Given instruction: Check every line of the entries below for the word "logo", and copy the ones that have it.

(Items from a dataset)
════
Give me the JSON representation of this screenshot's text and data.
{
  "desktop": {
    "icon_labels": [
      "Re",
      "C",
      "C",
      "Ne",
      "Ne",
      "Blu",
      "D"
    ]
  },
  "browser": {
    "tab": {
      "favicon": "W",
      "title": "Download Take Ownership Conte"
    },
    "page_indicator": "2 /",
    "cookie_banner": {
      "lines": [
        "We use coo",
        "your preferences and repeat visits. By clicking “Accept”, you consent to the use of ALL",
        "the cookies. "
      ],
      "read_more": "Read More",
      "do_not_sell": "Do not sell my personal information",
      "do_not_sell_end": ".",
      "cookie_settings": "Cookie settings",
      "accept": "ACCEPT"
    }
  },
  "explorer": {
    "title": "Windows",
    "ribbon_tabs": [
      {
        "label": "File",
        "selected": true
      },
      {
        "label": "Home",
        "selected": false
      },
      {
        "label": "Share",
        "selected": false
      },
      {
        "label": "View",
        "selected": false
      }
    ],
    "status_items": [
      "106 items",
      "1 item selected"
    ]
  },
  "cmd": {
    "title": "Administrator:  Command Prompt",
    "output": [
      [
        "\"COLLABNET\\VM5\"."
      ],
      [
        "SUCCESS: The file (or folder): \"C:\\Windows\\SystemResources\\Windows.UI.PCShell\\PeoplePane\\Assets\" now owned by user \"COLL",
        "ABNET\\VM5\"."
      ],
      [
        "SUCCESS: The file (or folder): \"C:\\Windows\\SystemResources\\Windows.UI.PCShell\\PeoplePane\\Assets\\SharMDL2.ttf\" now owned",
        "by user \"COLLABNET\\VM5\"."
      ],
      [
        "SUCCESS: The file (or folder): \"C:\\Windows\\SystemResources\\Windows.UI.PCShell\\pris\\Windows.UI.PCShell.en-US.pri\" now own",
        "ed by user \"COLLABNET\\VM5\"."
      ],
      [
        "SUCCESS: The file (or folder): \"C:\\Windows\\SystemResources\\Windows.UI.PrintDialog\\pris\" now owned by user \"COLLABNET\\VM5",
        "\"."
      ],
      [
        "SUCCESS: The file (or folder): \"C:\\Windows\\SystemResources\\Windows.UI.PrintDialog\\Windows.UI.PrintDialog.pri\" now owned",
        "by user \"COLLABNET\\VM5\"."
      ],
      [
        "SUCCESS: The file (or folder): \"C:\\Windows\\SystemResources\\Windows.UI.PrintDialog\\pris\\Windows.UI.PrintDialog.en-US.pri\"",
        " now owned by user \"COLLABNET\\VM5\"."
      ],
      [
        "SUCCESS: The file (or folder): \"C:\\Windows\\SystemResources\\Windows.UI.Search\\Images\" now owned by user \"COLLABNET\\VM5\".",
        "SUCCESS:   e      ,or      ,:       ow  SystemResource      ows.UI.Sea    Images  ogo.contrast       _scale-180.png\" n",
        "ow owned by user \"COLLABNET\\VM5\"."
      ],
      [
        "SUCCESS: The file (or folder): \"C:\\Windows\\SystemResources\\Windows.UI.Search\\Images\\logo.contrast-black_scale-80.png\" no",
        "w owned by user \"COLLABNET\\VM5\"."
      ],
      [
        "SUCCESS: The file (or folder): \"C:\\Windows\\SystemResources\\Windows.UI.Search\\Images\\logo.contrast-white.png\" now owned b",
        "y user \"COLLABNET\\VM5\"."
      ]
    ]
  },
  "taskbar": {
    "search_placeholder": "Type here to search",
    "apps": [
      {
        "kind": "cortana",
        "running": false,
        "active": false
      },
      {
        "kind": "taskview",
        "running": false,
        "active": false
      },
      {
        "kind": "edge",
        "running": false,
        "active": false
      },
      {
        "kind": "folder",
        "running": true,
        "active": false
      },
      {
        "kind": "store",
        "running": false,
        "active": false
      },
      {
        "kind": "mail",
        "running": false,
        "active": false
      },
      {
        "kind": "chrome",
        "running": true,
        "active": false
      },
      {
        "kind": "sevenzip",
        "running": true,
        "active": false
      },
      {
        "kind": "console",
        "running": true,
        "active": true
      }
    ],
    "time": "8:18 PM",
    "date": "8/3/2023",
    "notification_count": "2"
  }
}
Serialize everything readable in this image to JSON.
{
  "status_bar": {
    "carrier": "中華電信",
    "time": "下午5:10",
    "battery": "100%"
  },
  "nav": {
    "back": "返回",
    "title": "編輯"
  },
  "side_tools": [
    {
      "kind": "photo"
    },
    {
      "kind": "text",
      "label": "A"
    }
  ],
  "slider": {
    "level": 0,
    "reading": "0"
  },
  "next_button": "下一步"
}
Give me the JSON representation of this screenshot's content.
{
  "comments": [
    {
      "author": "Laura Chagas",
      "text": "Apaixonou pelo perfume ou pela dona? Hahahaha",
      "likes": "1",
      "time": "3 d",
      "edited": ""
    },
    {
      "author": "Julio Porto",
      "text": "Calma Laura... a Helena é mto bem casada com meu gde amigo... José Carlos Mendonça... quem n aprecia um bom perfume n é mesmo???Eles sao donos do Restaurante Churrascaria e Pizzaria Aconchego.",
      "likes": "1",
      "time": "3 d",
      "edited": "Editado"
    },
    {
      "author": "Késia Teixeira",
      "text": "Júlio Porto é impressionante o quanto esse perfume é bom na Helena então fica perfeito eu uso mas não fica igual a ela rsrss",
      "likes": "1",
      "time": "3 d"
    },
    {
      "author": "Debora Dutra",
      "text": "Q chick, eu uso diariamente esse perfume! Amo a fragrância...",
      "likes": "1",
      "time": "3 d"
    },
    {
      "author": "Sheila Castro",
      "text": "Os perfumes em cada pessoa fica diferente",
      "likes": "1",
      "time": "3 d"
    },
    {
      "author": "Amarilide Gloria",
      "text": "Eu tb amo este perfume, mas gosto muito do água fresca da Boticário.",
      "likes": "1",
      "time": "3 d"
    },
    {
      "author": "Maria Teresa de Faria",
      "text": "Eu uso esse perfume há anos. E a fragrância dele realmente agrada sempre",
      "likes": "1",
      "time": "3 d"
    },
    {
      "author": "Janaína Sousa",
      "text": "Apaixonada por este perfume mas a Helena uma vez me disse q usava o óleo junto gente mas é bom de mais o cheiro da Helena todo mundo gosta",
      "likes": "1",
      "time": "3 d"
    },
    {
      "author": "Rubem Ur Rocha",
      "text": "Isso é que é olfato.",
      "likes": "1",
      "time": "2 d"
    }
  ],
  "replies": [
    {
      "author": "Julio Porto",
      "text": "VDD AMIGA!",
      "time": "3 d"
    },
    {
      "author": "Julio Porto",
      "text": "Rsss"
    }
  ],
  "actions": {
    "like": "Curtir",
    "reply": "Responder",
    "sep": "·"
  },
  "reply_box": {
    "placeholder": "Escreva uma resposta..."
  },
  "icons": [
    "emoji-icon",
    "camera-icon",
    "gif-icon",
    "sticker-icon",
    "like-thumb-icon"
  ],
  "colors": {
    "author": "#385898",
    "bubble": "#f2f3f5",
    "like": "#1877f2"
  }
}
════
Task response:
        "SUCCESS: The file (or folder): \"C:\\Windows\\SystemResources\\Windows.UI.Search\\Images\\logo.contrast-black_scale-80.png\" no",
        "SUCCESS: The file (or folder): \"C:\\Windows\\SystemResources\\Windows.UI.Search\\Images\\logo.contrast-white.png\" now owned b",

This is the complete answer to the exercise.